Your instructions: Collect every line below that contains the word "JSON".
Start
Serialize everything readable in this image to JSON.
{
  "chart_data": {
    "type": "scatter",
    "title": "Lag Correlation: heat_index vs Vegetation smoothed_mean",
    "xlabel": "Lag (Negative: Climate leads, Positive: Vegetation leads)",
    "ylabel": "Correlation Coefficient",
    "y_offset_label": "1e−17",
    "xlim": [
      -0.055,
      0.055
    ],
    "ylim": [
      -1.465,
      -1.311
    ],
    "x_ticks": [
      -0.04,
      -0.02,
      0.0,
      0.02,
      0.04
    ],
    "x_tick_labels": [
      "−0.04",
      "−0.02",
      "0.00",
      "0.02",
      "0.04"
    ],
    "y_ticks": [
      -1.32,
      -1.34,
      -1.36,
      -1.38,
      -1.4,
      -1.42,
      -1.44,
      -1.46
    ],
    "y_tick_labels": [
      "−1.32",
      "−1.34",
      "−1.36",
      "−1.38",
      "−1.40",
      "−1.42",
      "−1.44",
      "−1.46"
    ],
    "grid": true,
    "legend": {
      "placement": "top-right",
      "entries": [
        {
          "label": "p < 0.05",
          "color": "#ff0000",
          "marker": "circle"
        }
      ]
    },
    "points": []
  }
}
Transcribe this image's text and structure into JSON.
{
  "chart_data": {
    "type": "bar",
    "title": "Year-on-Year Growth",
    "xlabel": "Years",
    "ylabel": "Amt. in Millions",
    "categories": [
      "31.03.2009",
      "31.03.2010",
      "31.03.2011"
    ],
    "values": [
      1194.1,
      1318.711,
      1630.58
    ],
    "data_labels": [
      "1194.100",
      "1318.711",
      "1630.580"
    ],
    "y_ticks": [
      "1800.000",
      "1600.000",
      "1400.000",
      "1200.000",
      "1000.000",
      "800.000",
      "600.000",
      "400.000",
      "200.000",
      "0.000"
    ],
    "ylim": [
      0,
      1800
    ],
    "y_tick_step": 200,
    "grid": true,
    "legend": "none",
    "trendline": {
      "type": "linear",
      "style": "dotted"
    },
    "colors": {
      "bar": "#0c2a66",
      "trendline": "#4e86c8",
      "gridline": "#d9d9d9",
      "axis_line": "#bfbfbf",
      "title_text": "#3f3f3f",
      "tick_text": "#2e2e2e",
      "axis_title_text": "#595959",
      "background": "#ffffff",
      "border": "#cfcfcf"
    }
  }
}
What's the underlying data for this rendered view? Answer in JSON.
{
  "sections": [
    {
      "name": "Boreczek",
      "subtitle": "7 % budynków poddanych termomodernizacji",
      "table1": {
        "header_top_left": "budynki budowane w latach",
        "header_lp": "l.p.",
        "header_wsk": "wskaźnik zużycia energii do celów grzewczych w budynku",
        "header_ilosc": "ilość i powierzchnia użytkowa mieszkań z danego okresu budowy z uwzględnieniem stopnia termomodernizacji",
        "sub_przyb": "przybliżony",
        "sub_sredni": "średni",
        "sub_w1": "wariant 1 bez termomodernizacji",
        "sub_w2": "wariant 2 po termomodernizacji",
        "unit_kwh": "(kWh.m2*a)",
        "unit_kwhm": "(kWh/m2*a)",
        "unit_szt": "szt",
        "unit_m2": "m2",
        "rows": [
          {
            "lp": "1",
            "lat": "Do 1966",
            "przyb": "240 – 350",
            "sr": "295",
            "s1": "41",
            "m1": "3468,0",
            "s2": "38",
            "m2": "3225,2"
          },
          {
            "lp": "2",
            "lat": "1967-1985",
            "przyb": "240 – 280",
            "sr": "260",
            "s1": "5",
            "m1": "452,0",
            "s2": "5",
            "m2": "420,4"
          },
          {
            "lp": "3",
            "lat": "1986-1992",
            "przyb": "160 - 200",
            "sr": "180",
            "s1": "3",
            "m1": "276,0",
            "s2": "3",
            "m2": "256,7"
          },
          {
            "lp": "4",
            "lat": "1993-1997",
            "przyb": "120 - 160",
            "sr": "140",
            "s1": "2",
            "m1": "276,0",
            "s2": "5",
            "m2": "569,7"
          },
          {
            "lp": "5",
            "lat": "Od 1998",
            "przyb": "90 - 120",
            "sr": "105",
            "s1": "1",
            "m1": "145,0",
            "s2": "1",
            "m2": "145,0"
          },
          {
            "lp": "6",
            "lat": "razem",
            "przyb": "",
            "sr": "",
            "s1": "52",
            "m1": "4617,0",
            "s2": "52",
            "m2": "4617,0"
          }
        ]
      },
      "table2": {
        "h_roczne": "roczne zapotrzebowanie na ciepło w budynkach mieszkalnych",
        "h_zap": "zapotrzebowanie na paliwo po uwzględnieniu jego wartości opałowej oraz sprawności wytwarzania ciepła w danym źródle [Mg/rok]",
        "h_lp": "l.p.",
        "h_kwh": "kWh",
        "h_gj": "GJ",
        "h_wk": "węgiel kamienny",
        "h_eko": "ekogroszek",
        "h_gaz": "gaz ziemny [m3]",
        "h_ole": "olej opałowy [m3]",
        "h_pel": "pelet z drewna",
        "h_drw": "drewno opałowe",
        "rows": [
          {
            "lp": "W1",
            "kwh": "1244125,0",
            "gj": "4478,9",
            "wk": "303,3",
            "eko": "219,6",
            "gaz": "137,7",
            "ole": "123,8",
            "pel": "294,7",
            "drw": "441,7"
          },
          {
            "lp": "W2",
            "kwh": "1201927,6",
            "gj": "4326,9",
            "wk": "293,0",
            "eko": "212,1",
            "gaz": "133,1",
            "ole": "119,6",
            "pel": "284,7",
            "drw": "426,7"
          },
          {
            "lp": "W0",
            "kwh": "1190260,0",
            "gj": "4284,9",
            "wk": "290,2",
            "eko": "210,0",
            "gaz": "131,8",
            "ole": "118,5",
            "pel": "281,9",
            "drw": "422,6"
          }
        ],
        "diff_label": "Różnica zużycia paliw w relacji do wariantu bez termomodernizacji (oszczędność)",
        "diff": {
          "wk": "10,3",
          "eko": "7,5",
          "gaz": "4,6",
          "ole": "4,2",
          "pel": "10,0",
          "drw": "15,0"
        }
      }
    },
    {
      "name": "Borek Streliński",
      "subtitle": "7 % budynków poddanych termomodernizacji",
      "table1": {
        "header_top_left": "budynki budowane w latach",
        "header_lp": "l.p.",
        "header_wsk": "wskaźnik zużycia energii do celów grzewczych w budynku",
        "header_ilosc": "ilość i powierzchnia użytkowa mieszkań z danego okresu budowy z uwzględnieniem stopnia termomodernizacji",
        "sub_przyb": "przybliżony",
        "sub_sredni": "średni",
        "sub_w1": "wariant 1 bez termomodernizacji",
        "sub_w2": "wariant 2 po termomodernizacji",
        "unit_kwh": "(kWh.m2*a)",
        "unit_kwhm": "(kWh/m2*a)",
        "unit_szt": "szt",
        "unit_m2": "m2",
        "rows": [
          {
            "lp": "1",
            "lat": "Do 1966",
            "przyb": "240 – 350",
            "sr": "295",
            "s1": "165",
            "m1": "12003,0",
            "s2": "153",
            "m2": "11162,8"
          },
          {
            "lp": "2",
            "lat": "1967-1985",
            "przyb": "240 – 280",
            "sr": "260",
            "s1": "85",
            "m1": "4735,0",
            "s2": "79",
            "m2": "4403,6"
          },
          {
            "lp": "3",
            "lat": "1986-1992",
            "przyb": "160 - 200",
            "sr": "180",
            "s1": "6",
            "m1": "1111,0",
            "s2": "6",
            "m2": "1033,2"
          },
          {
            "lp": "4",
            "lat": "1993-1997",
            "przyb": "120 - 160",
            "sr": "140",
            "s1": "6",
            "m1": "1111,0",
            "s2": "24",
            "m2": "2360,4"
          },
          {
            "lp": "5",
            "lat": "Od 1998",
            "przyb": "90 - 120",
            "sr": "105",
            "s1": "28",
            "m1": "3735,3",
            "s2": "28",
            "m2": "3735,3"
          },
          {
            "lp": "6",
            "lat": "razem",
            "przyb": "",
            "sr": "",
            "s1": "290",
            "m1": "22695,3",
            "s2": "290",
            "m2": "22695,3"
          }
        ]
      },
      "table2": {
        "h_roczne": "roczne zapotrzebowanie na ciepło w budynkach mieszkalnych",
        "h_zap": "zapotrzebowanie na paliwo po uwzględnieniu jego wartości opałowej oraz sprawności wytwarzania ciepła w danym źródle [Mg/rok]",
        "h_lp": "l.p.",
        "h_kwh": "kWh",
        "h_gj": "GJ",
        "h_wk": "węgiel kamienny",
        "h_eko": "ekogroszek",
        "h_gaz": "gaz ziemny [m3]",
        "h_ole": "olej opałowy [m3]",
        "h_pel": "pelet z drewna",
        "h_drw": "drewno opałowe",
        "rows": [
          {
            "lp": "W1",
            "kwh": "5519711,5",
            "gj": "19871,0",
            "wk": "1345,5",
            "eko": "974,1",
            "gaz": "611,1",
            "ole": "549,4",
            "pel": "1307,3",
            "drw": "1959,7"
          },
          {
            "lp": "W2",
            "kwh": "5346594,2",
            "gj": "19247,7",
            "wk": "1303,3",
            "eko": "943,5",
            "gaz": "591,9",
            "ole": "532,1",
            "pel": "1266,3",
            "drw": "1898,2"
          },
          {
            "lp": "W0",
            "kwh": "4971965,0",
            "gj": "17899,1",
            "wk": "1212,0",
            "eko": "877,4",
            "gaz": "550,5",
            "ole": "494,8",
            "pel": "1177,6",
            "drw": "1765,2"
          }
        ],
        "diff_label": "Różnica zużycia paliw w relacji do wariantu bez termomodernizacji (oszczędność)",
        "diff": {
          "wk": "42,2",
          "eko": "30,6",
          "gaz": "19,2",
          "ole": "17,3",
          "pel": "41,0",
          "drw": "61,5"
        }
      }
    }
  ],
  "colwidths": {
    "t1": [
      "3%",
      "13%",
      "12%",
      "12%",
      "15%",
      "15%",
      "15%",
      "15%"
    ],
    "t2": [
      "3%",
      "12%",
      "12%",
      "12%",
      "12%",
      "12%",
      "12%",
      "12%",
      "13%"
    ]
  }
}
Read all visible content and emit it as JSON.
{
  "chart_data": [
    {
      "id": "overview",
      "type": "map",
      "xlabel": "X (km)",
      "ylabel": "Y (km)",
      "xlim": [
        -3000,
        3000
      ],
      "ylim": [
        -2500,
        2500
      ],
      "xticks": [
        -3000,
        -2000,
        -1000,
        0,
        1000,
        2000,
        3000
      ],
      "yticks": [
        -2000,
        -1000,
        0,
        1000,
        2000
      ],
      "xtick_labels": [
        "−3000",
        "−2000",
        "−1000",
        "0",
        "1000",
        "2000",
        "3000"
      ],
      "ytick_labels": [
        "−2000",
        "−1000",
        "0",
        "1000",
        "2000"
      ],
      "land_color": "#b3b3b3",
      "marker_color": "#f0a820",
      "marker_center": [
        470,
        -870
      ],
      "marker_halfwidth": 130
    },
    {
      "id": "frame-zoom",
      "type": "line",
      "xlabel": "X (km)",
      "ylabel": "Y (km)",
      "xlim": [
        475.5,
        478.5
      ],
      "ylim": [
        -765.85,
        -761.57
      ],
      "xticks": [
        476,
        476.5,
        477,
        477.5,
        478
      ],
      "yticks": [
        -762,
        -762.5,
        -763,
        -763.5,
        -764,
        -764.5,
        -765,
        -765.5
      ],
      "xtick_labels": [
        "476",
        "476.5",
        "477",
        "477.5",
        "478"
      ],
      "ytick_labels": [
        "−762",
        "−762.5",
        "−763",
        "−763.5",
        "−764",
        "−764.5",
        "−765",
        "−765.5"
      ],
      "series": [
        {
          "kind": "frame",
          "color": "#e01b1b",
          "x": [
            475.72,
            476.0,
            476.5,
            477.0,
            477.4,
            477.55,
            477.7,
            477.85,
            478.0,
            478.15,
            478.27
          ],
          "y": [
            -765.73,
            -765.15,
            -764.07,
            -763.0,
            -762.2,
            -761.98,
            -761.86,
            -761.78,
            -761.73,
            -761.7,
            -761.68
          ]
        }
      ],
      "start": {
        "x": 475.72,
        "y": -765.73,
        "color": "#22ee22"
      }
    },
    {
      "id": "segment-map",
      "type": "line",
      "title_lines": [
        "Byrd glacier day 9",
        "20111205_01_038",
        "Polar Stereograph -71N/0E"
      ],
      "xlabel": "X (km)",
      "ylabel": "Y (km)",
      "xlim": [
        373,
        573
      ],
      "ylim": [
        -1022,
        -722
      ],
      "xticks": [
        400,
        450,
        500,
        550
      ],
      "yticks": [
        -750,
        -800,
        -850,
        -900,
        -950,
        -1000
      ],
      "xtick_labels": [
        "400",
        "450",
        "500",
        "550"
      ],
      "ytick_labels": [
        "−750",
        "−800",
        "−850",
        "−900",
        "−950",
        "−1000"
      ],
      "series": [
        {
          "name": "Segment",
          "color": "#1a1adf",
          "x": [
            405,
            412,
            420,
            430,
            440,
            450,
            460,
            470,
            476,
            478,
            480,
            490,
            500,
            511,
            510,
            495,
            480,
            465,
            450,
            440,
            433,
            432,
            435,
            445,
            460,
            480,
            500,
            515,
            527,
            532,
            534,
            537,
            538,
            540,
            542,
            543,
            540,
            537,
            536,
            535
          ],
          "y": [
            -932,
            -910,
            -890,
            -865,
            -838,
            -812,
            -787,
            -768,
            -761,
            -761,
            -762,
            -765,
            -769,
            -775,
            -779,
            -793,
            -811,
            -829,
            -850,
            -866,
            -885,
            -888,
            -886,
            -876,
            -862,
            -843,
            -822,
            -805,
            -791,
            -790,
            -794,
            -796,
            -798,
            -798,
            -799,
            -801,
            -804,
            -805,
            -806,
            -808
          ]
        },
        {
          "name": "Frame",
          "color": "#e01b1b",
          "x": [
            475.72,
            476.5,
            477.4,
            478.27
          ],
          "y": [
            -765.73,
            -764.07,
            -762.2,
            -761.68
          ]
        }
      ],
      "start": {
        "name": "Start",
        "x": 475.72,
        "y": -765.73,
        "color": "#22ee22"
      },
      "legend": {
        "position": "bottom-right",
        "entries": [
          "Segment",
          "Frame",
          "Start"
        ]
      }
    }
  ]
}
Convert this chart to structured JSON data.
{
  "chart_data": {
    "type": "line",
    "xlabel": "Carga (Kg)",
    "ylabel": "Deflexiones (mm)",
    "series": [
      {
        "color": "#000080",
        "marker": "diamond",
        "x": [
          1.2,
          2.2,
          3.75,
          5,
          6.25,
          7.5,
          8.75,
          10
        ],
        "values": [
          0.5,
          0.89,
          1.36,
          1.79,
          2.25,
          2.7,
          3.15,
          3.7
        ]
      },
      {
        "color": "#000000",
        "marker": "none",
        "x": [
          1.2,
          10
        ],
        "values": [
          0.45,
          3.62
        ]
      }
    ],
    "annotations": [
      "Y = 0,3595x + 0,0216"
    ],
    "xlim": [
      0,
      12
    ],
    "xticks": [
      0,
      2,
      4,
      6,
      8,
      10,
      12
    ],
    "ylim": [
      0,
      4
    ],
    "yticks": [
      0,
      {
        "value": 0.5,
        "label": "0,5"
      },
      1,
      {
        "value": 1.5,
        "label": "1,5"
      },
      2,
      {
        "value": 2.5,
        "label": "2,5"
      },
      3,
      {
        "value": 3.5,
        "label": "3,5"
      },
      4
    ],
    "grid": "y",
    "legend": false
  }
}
End
Task solution:
Serialize everything readable in this image to JSON.
Transcribe this image's text and structure into JSON.
What's the underlying data for this rendered view? Answer in JSON.
Read all visible content and emit it as JSON.
Convert this chart to structured JSON data.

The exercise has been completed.